What to produce> Reproduce the data word for word from the start through the line containing "uterus-outline: [193, 176, 1497, 1000]", with that line included, and omit the pictures.

Data supplied>
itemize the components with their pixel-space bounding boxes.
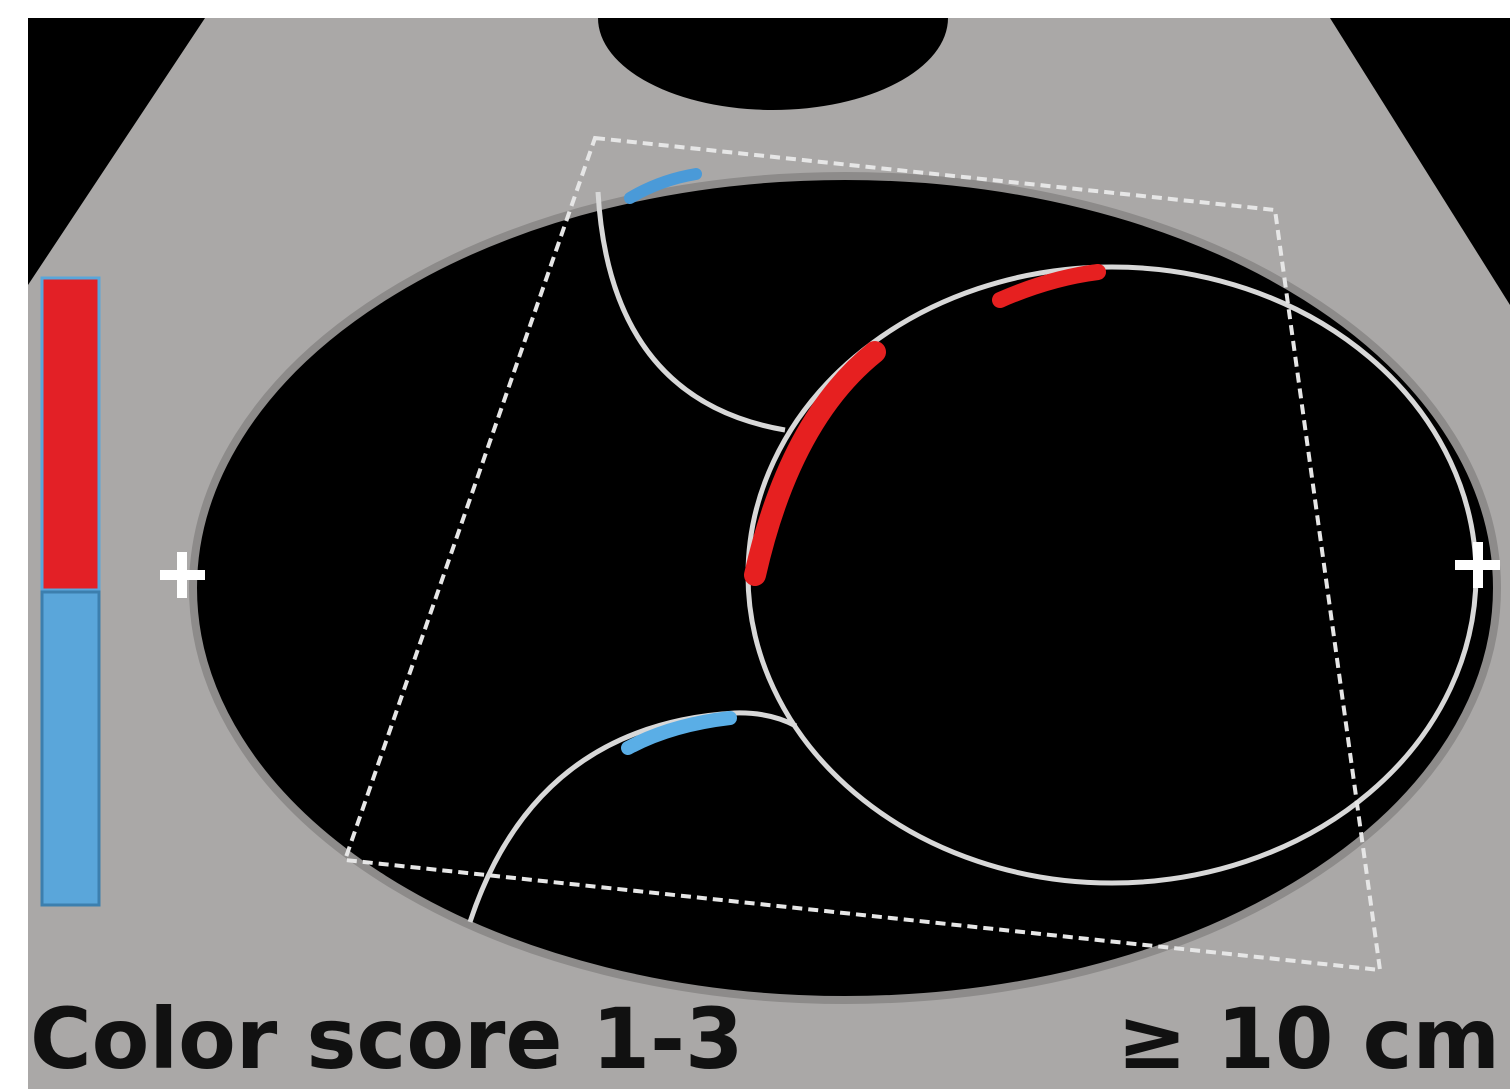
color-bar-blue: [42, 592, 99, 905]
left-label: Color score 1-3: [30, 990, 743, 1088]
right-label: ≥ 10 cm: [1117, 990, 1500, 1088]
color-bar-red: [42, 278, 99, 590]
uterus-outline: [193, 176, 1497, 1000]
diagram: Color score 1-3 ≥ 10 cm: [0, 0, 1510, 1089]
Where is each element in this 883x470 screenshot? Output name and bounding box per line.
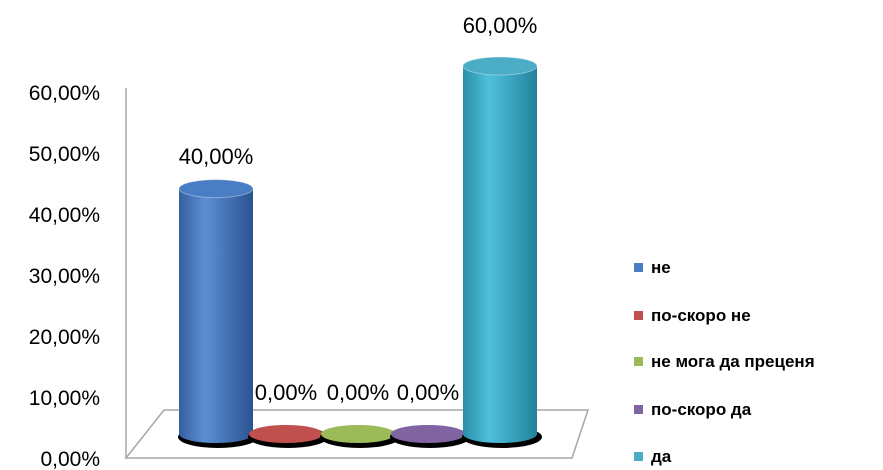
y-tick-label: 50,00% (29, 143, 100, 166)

Full response>
itemize the components with their pixel-space bounding boxes.
color-bar-blue: [42, 592, 99, 905]
left-label: Color score 1-3: [30, 990, 743, 1088]
right-label: ≥ 10 cm: [1117, 990, 1500, 1088]
color-bar-red: [42, 278, 99, 590]
uterus-outline: [193, 176, 1497, 1000]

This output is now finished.